[Stated goal] Using the entries that follow, collect the lines where the word "Return" appears.

[Record set]
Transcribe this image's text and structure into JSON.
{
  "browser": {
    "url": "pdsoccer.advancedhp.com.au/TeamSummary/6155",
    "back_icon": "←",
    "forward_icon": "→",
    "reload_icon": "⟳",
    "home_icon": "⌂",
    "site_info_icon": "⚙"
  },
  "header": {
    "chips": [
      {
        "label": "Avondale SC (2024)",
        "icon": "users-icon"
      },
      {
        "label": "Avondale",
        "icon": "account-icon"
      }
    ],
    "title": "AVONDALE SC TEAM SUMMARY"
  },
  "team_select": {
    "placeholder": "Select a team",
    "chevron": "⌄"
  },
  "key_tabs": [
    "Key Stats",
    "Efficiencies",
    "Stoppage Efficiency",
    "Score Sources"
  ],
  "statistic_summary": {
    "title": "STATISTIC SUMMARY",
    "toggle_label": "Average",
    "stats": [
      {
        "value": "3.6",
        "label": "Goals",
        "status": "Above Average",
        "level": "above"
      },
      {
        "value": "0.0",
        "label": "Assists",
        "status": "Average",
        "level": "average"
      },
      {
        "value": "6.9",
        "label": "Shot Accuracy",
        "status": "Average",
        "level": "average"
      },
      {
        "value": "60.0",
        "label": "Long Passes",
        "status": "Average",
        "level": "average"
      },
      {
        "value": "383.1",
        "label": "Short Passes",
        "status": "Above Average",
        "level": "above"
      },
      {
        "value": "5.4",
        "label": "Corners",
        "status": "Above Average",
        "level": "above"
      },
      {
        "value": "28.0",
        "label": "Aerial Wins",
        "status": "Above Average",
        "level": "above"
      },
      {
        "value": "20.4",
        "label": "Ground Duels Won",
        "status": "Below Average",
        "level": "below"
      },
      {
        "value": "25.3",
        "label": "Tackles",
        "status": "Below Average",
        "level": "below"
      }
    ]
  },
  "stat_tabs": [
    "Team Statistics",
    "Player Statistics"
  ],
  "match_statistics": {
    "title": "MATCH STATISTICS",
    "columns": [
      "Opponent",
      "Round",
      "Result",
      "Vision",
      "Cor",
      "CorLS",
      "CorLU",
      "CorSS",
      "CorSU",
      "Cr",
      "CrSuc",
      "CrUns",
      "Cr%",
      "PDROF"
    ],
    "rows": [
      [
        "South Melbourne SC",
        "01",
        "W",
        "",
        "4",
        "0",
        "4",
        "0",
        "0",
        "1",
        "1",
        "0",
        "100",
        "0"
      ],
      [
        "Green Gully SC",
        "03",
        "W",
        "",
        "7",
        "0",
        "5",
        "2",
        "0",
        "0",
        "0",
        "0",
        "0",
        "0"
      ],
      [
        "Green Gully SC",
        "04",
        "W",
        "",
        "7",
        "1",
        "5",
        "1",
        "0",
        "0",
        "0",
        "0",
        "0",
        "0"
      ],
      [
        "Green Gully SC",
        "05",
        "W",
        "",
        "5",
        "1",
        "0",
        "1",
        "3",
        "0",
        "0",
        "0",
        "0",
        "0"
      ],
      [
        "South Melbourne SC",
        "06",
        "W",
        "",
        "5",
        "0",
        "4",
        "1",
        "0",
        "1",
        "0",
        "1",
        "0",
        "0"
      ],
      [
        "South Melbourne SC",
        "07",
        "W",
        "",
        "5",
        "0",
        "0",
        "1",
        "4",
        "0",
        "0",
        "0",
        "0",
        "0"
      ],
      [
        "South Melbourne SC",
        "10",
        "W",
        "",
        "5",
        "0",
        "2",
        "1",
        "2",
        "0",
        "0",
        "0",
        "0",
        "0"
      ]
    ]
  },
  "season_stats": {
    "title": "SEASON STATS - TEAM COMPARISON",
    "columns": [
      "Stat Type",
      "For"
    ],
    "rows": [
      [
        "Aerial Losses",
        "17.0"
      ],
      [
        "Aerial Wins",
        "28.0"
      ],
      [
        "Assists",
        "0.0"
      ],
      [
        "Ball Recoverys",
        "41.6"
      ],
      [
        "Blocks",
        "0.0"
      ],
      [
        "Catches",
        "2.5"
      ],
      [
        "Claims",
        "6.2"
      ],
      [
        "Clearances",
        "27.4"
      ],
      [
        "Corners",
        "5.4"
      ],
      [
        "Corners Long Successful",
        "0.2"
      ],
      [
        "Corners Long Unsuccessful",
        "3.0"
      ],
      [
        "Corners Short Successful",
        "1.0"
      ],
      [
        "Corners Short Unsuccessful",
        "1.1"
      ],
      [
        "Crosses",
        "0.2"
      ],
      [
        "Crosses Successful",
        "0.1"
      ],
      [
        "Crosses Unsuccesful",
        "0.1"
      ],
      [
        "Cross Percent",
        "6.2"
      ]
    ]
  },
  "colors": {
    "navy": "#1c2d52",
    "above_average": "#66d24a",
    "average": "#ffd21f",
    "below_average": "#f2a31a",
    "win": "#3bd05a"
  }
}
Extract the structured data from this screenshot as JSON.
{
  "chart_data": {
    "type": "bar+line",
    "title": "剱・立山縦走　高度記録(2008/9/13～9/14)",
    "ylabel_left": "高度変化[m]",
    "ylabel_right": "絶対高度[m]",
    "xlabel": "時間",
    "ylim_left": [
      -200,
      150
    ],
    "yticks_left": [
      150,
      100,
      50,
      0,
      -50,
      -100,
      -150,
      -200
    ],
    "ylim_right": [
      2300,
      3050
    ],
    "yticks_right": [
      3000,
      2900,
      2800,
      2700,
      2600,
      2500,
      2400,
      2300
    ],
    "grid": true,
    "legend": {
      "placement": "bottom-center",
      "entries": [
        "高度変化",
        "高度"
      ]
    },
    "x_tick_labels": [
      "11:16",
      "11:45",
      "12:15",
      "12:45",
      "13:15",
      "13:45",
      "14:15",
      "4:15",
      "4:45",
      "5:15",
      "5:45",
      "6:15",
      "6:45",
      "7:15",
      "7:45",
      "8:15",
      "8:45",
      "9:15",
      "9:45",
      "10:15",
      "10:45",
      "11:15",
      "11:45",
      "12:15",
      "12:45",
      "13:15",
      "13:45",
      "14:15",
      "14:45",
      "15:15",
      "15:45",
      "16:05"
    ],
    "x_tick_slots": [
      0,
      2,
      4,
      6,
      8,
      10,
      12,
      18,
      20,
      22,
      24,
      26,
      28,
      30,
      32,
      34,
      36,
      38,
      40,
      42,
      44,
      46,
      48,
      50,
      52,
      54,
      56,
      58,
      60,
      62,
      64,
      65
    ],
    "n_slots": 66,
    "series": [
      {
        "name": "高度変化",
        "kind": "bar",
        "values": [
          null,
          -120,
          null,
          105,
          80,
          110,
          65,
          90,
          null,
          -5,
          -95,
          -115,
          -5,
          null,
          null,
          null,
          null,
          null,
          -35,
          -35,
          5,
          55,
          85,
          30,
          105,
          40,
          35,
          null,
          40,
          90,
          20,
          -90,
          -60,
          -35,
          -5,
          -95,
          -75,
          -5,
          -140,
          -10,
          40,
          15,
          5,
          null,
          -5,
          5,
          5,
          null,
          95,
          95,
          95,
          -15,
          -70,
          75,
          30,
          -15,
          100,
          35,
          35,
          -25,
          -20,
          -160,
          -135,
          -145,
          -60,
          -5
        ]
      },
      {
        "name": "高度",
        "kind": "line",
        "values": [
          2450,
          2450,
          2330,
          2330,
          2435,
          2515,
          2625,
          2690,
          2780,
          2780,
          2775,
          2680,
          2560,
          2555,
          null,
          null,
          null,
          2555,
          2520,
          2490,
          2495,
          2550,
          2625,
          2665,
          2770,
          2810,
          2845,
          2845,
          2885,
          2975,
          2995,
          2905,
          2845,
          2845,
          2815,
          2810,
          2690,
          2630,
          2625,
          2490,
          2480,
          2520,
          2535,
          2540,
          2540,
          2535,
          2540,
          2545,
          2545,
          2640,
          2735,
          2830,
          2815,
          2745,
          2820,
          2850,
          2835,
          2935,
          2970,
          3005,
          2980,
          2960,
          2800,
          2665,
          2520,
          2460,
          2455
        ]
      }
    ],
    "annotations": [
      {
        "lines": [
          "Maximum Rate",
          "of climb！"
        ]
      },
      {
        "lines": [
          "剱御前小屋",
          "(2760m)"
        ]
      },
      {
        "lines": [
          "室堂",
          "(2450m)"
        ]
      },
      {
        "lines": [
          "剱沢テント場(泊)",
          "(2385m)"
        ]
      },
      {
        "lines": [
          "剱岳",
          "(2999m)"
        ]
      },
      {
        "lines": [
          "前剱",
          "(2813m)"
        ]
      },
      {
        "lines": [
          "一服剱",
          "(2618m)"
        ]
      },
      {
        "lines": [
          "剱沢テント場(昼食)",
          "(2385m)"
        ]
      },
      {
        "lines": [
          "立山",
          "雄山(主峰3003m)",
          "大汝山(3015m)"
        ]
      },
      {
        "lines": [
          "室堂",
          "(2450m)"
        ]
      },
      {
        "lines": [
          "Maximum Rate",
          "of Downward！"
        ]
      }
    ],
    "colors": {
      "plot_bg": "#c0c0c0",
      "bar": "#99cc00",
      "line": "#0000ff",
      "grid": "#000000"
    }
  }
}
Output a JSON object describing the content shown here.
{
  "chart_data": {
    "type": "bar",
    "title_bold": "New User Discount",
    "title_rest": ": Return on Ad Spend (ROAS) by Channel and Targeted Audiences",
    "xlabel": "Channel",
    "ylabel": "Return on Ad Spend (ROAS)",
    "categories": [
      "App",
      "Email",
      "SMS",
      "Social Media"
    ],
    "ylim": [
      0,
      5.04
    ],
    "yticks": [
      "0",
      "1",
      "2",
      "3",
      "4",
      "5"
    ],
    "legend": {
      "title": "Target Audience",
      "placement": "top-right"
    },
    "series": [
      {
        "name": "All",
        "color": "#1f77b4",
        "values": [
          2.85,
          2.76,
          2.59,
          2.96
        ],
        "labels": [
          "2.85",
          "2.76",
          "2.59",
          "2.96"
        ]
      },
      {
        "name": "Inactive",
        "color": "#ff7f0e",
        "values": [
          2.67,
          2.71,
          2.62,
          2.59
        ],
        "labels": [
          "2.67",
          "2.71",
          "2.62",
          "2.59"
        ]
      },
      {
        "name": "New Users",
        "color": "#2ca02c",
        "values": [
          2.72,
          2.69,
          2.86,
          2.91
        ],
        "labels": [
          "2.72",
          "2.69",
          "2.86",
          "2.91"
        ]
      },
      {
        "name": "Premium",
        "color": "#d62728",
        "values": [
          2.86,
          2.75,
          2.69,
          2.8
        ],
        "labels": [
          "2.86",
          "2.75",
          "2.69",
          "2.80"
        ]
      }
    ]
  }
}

[Result of this task]
    "title_rest": ": Return on Ad Spend (ROAS) by Channel and Targeted Audiences",
    "ylabel": "Return on Ad Spend (ROAS)",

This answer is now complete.